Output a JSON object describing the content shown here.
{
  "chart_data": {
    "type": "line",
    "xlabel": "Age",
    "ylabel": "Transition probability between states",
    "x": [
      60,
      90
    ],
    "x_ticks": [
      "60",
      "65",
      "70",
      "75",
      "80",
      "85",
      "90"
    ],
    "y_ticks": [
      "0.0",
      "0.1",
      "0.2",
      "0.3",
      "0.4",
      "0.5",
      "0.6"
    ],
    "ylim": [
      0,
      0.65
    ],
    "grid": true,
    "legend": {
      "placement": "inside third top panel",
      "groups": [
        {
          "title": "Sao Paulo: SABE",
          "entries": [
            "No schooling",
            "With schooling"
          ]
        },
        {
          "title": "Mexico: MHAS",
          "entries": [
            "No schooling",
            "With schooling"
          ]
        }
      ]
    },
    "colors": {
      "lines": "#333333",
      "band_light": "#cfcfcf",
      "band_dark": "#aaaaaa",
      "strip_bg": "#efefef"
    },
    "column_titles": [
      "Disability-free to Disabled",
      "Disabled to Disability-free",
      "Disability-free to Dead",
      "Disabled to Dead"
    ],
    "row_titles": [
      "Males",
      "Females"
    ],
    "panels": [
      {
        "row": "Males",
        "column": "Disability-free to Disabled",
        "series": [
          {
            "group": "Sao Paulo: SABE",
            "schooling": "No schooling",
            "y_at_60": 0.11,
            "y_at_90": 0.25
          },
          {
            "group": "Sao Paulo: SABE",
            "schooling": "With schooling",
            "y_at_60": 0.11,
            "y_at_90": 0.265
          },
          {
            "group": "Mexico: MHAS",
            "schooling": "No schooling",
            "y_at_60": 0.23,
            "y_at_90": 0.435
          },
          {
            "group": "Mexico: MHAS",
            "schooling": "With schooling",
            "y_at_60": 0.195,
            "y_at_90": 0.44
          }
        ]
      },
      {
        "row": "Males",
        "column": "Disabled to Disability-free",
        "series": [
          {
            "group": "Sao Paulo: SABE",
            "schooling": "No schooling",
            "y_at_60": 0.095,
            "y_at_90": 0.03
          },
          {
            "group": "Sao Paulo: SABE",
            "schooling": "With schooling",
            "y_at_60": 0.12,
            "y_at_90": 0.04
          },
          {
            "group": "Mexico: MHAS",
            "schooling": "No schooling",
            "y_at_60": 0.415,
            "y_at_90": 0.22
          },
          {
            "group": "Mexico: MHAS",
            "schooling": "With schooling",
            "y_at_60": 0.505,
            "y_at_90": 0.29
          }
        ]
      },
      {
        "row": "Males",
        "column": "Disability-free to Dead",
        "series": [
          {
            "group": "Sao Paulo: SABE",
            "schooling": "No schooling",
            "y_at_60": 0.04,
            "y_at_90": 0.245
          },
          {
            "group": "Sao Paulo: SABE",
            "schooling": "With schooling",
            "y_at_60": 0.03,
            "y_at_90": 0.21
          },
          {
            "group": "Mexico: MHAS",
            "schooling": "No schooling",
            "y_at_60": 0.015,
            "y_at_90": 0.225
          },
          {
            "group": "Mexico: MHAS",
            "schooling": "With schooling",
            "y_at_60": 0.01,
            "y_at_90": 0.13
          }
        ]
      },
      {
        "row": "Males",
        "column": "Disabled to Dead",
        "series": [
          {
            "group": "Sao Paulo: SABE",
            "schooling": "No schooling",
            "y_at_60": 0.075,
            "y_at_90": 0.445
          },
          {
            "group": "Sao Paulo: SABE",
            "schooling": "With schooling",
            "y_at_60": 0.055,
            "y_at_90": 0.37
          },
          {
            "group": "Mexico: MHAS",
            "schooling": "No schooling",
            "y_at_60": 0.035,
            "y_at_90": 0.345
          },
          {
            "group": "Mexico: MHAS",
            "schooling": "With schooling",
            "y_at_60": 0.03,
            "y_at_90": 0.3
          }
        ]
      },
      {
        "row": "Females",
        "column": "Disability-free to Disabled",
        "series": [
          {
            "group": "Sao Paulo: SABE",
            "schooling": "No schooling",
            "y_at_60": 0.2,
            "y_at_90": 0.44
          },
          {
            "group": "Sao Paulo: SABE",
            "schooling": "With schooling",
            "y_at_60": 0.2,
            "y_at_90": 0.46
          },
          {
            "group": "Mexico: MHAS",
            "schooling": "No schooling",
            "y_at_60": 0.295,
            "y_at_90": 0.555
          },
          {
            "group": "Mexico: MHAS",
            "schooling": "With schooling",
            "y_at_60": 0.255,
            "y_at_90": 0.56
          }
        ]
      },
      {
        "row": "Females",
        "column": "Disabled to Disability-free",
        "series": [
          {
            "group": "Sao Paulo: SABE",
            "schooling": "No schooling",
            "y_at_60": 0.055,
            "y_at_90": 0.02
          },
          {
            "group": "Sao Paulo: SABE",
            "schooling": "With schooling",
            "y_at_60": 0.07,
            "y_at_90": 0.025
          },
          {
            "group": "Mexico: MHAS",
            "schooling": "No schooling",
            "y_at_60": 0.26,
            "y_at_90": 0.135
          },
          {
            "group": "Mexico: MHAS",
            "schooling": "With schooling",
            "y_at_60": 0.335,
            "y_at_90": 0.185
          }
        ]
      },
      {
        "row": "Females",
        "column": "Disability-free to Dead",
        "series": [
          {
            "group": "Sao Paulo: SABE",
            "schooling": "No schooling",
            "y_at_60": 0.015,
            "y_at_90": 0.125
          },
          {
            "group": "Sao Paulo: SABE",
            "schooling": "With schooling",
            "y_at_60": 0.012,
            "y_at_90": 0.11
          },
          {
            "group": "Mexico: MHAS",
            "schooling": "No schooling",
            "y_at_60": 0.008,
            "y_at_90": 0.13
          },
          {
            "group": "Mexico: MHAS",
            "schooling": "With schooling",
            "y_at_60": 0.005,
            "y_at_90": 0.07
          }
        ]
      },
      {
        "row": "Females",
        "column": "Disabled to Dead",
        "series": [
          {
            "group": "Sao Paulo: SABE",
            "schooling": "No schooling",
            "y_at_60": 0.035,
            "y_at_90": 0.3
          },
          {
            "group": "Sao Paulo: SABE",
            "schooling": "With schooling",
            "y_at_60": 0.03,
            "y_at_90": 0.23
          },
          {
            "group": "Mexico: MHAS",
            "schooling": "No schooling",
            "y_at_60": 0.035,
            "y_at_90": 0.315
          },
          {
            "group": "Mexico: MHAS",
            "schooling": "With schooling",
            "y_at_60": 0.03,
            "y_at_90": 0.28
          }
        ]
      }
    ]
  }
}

++++++++++

Direction :: All of the data shown above must be copied exactly.

Right answer ::
Output a JSON object describing the content shown here.
{
  "chart_data": {
    "type": "line",
    "xlabel": "Age",
    "ylabel": "Transition probability between states",
    "x": [
      60,
      90
    ],
    "x_ticks": [
      "60",
      "65",
      "70",
      "75",
      "80",
      "85",
      "90"
    ],
    "y_ticks": [
      "0.0",
      "0.1",
      "0.2",
      "0.3",
      "0.4",
      "0.5",
      "0.6"
    ],
    "ylim": [
      0,
      0.65
    ],
    "grid": true,
    "legend": {
      "placement": "inside third top panel",
      "groups": [
        {
          "title": "Sao Paulo: SABE",
          "entries": [
            "No schooling",
            "With schooling"
          ]
        },
        {
          "title": "Mexico: MHAS",
          "entries": [
            "No schooling",
            "With schooling"
          ]
        }
      ]
    },
    "colors": {
      "lines": "#333333",
      "band_light": "#cfcfcf",
      "band_dark": "#aaaaaa",
      "strip_bg": "#efefef"
    },
    "column_titles": [
      "Disability-free to Disabled",
      "Disabled to Disability-free",
      "Disability-free to Dead",
      "Disabled to Dead"
    ],
    "row_titles": [
      "Males",
      "Females"
    ],
    "panels": [
      {
        "row": "Males",
        "column": "Disability-free to Disabled",
        "series": [
          {
            "group": "Sao Paulo: SABE",
            "schooling": "No schooling",
            "y_at_60": 0.11,
            "y_at_90": 0.25
          },
          {
            "group": "Sao Paulo: SABE",
            "schooling": "With schooling",
            "y_at_60": 0.11,
            "y_at_90": 0.265
          },
          {
            "group": "Mexico: MHAS",
            "schooling": "No schooling",
            "y_at_60": 0.23,
            "y_at_90": 0.435
          },
          {
            "group": "Mexico: MHAS",
            "schooling": "With schooling",
            "y_at_60": 0.195,
            "y_at_90": 0.44
          }
        ]
      },
      {
        "row": "Males",
        "column": "Disabled to Disability-free",
        "series": [
          {
            "group": "Sao Paulo: SABE",
            "schooling": "No schooling",
            "y_at_60": 0.095,
            "y_at_90": 0.03
          },
          {
            "group": "Sao Paulo: SABE",
            "schooling": "With schooling",
            "y_at_60": 0.12,
            "y_at_90": 0.04
          },
          {
            "group": "Mexico: MHAS",
            "schooling": "No schooling",
            "y_at_60": 0.415,
            "y_at_90": 0.22
          },
          {
            "group": "Mexico: MHAS",
            "schooling": "With schooling",
            "y_at_60": 0.505,
            "y_at_90": 0.29
          }
        ]
      },
      {
        "row": "Males",
        "column": "Disability-free to Dead",
        "series": [
          {
            "group": "Sao Paulo: SABE",
            "schooling": "No schooling",
            "y_at_60": 0.04,
            "y_at_90": 0.245
          },
          {
            "group": "Sao Paulo: SABE",
            "schooling": "With schooling",
            "y_at_60": 0.03,
            "y_at_90": 0.21
          },
          {
            "group": "Mexico: MHAS",
            "schooling": "No schooling",
            "y_at_60": 0.015,
            "y_at_90": 0.225
          },
          {
            "group": "Mexico: MHAS",
            "schooling": "With schooling",
            "y_at_60": 0.01,
            "y_at_90": 0.13
          }
        ]
      },
      {
        "row": "Males",
        "column": "Disabled to Dead",
        "series": [
          {
            "group": "Sao Paulo: SABE",
            "schooling": "No schooling",
            "y_at_60": 0.075,
            "y_at_90": 0.445
          },
          {
            "group": "Sao Paulo: SABE",
            "schooling": "With schooling",
            "y_at_60": 0.055,
            "y_at_90": 0.37
          },
          {
            "group": "Mexico: MHAS",
            "schooling": "No schooling",
            "y_at_60": 0.035,
            "y_at_90": 0.345
          },
          {
            "group": "Mexico: MHAS",
            "schooling": "With schooling",
            "y_at_60": 0.03,
            "y_at_90": 0.3
          }
        ]
      },
      {
        "row": "Females",
        "column": "Disability-free to Disabled",
        "series": [
          {
            "group": "Sao Paulo: SABE",
            "schooling": "No schooling",
            "y_at_60": 0.2,
            "y_at_90": 0.44
          },
          {
            "group": "Sao Paulo: SABE",
            "schooling": "With schooling",
            "y_at_60": 0.2,
            "y_at_90": 0.46
          },
          {
            "group": "Mexico: MHAS",
            "schooling": "No schooling",
            "y_at_60": 0.295,
            "y_at_90": 0.555
          },
          {
            "group": "Mexico: MHAS",
            "schooling": "With schooling",
            "y_at_60": 0.255,
            "y_at_90": 0.56
          }
        ]
      },
      {
        "row": "Females",
        "column": "Disabled to Disability-free",
        "series": [
          {
            "group": "Sao Paulo: SABE",
            "schooling": "No schooling",
            "y_at_60": 0.055,
            "y_at_90": 0.02
          },
          {
            "group": "Sao Paulo: SABE",
            "schooling": "With schooling",
            "y_at_60": 0.07,
            "y_at_90": 0.025
          },
          {
            "group": "Mexico: MHAS",
            "schooling": "No schooling",
            "y_at_60": 0.26,
            "y_at_90": 0.135
          },
          {
            "group": "Mexico: MHAS",
            "schooling": "With schooling",
            "y_at_60": 0.335,
            "y_at_90": 0.185
          }
        ]
      },
      {
        "row": "Females",
        "column": "Disability-free to Dead",
        "series": [
          {
            "group": "Sao Paulo: SABE",
            "schooling": "No schooling",
            "y_at_60": 0.015,
            "y_at_90": 0.125
          },
          {
            "group": "Sao Paulo: SABE",
            "schooling": "With schooling",
            "y_at_60": 0.012,
            "y_at_90": 0.11
          },
          {
            "group": "Mexico: MHAS",
            "schooling": "No schooling",
            "y_at_60": 0.008,
            "y_at_90": 0.13
          },
          {
            "group": "Mexico: MHAS",
            "schooling": "With schooling",
            "y_at_60": 0.005,
            "y_at_90": 0.07
          }
        ]
      },
      {
        "row": "Females",
        "column": "Disabled to Dead",
        "series": [
          {
            "group": "Sao Paulo: SABE",
            "schooling": "No schooling",
            "y_at_60": 0.035,
            "y_at_90": 0.3
          },
          {
            "group": "Sao Paulo: SABE",
            "schooling": "With schooling",
            "y_at_60": 0.03,
            "y_at_90": 0.23
          },
          {
            "group": "Mexico: MHAS",
            "schooling": "No schooling",
            "y_at_60": 0.035,
            "y_at_90": 0.315
          },
          {
            "group": "Mexico: MHAS",
            "schooling": "With schooling",
            "y_at_60": 0.03,
            "y_at_90": 0.28
          }
        ]
      }
    ]
  }
}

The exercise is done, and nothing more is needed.